-- SUPPLIED DATA --
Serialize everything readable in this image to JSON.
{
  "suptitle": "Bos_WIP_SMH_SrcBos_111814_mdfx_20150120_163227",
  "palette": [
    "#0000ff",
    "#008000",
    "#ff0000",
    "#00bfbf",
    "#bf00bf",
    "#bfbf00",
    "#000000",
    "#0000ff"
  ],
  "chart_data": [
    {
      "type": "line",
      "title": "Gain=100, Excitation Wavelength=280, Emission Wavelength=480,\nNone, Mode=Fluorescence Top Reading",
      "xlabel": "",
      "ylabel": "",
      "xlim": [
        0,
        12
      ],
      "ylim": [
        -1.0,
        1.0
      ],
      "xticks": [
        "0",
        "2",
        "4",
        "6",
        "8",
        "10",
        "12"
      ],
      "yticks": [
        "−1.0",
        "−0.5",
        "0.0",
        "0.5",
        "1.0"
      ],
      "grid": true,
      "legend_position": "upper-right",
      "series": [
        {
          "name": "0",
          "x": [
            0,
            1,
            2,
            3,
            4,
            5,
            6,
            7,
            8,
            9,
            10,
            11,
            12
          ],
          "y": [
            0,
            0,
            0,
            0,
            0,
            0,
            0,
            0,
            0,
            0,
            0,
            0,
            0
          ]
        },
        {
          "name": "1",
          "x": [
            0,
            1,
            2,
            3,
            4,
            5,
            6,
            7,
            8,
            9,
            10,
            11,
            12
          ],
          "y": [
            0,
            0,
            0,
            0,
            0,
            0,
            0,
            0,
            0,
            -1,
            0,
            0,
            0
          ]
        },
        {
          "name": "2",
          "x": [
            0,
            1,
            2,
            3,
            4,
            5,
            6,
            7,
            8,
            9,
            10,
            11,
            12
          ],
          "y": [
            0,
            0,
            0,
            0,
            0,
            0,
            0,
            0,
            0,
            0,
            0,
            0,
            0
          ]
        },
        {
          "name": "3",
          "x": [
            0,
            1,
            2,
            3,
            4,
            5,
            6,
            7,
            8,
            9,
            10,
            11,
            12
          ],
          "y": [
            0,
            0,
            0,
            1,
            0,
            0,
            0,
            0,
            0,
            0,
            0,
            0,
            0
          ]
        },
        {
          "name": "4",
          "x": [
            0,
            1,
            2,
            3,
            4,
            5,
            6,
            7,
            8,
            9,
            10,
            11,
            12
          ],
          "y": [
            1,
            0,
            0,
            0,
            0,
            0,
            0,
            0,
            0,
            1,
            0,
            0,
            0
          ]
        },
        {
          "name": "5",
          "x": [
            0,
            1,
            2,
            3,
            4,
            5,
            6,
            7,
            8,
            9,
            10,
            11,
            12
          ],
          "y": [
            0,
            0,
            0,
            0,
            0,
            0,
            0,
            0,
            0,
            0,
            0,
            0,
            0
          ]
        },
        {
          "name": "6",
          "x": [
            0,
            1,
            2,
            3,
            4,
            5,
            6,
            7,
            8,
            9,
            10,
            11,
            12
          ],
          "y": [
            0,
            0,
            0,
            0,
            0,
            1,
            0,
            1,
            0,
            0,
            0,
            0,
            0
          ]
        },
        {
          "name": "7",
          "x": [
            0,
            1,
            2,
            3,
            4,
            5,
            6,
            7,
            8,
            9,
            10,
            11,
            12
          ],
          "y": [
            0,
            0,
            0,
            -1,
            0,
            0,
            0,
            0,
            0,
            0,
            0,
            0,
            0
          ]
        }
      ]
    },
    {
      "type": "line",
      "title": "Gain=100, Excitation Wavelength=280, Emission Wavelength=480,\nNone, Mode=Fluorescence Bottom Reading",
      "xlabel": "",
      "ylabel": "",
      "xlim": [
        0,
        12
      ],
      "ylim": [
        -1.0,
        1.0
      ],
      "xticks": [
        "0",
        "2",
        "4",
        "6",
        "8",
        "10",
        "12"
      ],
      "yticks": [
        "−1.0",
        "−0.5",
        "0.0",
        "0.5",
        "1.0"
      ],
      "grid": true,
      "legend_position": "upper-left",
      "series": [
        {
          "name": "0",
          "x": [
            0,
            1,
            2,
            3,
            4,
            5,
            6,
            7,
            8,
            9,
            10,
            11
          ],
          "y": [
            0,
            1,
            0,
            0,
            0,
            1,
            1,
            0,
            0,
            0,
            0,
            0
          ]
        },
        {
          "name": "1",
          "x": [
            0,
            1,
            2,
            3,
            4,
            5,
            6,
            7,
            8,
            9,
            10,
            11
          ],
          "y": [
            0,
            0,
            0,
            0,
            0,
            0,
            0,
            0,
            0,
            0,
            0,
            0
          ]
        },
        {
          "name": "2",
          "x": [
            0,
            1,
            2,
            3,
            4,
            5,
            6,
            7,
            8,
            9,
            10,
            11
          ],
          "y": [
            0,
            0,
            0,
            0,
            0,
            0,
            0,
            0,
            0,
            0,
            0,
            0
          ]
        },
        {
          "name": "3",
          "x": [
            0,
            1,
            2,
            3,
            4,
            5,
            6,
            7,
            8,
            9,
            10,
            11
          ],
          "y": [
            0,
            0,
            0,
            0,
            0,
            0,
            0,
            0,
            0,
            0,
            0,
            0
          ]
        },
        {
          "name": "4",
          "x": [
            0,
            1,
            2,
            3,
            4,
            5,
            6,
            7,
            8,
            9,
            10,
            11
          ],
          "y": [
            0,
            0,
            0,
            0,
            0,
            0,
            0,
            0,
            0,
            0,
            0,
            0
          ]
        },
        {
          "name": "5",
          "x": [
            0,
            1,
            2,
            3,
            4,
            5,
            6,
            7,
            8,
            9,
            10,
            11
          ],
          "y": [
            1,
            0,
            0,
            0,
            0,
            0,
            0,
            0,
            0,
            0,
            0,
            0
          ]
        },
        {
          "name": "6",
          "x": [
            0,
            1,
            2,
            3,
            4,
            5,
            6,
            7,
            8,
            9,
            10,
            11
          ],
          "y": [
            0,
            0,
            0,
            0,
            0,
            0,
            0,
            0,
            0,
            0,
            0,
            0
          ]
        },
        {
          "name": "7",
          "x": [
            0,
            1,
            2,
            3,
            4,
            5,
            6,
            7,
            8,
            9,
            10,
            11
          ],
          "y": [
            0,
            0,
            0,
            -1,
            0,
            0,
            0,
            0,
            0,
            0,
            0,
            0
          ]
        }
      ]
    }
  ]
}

-- THE TASK --
In the listing, find each line with the string "upper" and copy it.

-- ANSWER BELOW --
      "legend_position": "upper-right",
      "legend_position": "upper-left",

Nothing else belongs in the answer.